═════ SUPPLIED DATA ═════
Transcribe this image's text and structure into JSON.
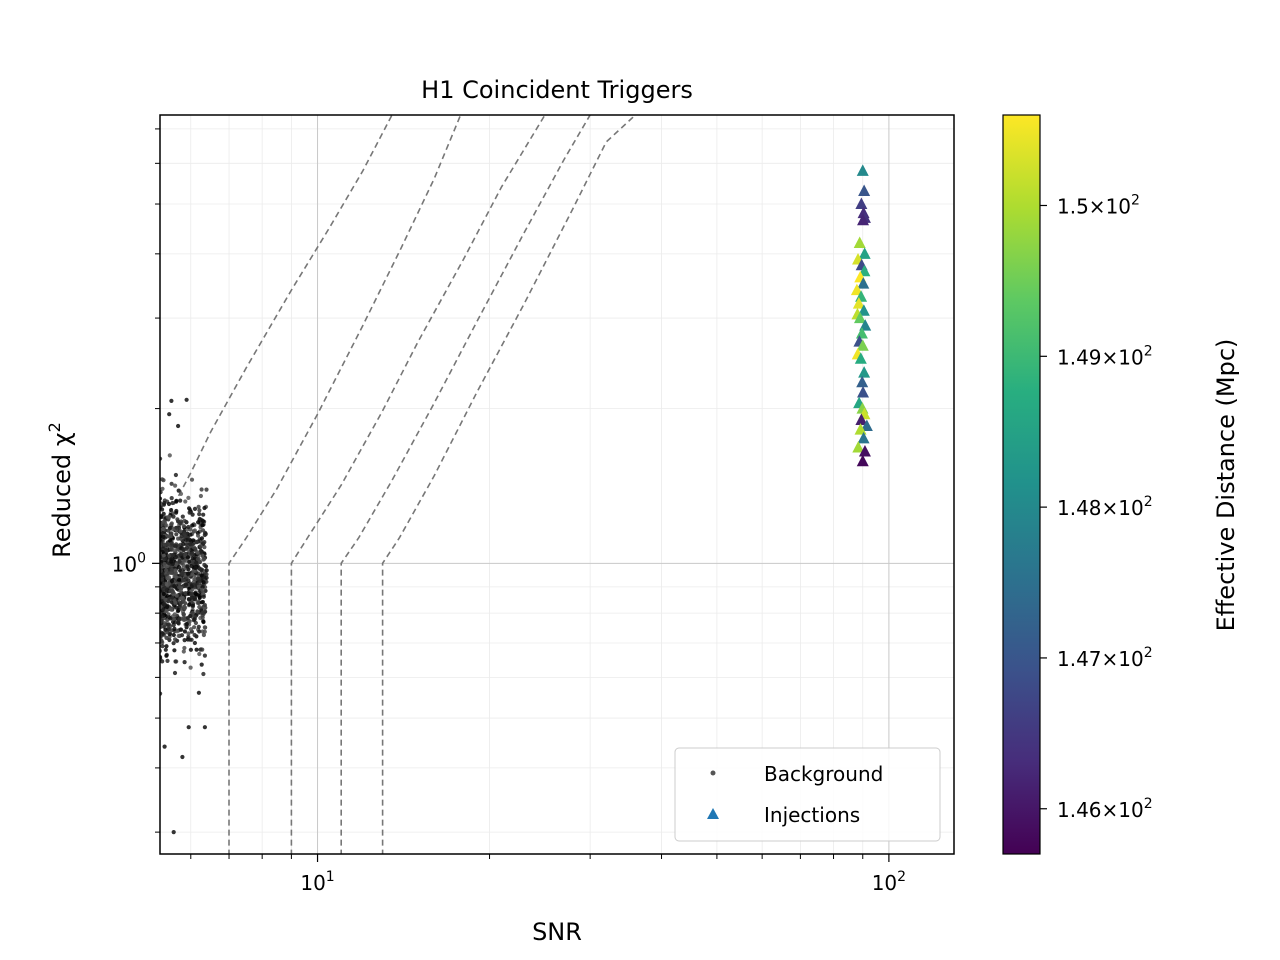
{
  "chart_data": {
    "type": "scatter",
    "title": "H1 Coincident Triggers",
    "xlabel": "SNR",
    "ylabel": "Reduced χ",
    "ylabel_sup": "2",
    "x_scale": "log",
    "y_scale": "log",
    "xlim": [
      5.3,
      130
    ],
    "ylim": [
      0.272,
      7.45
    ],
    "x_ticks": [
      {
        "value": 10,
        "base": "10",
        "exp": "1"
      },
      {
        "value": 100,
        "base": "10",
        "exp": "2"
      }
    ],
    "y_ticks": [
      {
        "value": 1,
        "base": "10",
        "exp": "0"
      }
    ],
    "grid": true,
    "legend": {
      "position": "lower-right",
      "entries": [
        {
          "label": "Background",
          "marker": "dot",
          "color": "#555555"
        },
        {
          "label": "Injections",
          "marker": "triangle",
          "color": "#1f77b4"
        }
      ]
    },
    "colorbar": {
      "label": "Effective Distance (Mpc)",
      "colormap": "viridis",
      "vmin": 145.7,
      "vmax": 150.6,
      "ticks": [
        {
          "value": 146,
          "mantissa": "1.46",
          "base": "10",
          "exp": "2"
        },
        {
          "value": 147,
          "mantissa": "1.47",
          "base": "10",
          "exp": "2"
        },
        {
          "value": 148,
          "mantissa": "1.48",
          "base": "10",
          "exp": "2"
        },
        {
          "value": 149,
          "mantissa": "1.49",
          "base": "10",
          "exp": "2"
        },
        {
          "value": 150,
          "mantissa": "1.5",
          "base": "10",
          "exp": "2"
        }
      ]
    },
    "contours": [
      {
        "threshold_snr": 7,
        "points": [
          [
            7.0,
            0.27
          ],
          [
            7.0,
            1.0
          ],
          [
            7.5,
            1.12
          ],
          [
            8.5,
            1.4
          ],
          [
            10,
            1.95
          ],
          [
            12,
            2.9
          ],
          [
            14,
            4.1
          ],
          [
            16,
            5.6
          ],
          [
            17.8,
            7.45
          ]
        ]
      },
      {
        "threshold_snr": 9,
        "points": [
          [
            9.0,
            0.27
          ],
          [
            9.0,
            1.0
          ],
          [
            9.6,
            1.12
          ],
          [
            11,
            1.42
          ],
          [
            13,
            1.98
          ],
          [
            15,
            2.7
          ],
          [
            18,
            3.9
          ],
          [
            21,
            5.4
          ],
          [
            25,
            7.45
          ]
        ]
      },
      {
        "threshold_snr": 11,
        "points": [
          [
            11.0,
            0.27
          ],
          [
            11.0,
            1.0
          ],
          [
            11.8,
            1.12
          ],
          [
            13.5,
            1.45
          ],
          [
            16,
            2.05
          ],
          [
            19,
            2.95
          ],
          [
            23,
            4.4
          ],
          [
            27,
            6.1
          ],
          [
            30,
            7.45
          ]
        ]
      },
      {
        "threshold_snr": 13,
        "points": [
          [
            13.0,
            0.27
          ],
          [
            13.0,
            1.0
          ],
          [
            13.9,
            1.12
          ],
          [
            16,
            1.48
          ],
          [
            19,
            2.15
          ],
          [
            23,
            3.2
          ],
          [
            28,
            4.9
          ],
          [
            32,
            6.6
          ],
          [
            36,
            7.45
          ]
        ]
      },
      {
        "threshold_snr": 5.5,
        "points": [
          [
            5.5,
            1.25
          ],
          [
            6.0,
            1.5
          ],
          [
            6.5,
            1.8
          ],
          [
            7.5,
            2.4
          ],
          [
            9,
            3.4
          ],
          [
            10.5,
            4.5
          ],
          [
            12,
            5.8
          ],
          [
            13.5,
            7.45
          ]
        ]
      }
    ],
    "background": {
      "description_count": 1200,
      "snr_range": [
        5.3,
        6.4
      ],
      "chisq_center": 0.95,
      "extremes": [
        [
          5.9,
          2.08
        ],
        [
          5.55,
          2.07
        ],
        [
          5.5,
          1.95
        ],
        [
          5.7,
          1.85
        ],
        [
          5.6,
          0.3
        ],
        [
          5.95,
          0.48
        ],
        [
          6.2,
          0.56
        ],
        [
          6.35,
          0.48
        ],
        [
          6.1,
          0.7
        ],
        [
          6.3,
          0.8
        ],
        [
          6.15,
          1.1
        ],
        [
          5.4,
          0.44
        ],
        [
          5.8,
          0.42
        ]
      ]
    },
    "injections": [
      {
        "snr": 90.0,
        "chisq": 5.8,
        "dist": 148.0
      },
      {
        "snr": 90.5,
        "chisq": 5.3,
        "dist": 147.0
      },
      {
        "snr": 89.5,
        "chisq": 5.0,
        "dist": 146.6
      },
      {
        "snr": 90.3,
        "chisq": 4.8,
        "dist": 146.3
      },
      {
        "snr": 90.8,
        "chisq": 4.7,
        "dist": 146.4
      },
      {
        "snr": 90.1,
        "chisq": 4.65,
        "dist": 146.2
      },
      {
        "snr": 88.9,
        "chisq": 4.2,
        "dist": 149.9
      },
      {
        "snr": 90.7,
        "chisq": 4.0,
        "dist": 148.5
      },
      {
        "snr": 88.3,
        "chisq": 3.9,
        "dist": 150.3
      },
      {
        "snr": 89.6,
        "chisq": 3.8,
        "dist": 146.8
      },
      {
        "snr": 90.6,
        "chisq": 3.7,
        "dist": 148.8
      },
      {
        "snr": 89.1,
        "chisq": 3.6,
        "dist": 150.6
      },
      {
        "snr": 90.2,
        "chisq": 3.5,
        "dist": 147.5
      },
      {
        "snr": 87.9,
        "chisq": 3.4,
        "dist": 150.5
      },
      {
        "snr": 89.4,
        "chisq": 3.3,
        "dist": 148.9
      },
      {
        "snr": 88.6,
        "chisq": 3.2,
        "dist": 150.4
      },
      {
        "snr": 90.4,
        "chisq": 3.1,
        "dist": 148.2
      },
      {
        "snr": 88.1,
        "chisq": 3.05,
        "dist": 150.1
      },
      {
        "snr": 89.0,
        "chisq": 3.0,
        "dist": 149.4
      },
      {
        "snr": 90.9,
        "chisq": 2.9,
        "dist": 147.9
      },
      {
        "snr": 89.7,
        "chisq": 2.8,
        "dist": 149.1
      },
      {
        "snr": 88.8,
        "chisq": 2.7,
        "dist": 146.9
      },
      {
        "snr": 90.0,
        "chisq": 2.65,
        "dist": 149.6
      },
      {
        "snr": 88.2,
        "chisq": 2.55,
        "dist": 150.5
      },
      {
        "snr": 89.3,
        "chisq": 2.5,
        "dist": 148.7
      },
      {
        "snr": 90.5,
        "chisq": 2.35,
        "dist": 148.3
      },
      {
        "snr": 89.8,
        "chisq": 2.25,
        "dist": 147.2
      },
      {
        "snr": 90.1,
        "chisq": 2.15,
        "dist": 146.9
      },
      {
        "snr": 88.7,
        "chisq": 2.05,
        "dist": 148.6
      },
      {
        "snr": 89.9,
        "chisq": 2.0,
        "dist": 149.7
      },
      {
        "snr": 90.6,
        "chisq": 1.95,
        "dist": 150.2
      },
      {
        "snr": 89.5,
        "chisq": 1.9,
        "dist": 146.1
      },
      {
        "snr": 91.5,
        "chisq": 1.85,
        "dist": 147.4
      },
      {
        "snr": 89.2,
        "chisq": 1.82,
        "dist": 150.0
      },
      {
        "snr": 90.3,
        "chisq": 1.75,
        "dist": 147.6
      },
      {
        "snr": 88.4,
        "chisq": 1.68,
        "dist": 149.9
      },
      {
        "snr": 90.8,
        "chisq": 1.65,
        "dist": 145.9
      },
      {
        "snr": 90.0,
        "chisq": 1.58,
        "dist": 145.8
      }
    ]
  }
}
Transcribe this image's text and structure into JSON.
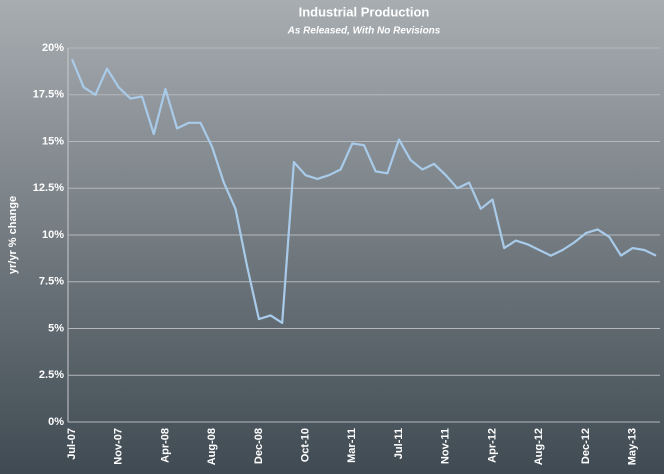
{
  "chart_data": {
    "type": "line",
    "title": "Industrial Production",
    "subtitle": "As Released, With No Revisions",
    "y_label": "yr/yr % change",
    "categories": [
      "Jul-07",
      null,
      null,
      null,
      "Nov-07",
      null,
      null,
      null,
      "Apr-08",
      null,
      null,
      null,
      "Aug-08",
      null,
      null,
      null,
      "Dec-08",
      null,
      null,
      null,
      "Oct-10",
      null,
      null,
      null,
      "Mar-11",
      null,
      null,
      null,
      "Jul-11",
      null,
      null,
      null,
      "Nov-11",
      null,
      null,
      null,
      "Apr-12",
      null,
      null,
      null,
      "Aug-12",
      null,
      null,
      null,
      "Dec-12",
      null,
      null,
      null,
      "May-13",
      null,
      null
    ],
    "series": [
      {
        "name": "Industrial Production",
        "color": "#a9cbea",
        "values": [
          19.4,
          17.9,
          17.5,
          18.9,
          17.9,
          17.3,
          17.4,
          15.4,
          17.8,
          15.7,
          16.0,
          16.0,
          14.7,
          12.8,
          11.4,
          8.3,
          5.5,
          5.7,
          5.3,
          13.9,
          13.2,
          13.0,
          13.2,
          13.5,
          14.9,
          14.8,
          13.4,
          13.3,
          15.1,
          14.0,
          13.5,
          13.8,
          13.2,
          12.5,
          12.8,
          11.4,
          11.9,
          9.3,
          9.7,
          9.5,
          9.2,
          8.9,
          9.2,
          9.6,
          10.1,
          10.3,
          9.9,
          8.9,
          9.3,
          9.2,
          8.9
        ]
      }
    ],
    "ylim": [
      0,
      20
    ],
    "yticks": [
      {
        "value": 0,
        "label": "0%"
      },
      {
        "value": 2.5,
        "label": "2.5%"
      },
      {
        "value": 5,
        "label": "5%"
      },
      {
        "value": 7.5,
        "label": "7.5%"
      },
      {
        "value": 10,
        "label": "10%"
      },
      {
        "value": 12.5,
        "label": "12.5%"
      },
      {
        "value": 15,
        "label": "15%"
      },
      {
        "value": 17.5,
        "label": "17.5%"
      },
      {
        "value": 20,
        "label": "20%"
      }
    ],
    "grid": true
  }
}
═════
WHAT TO WORK ON -> The answer is the number of lines in the preceding material that hold "Industrial"; write that number and nothing else.

OUTPUT FOR THIS EXERCISE -> 2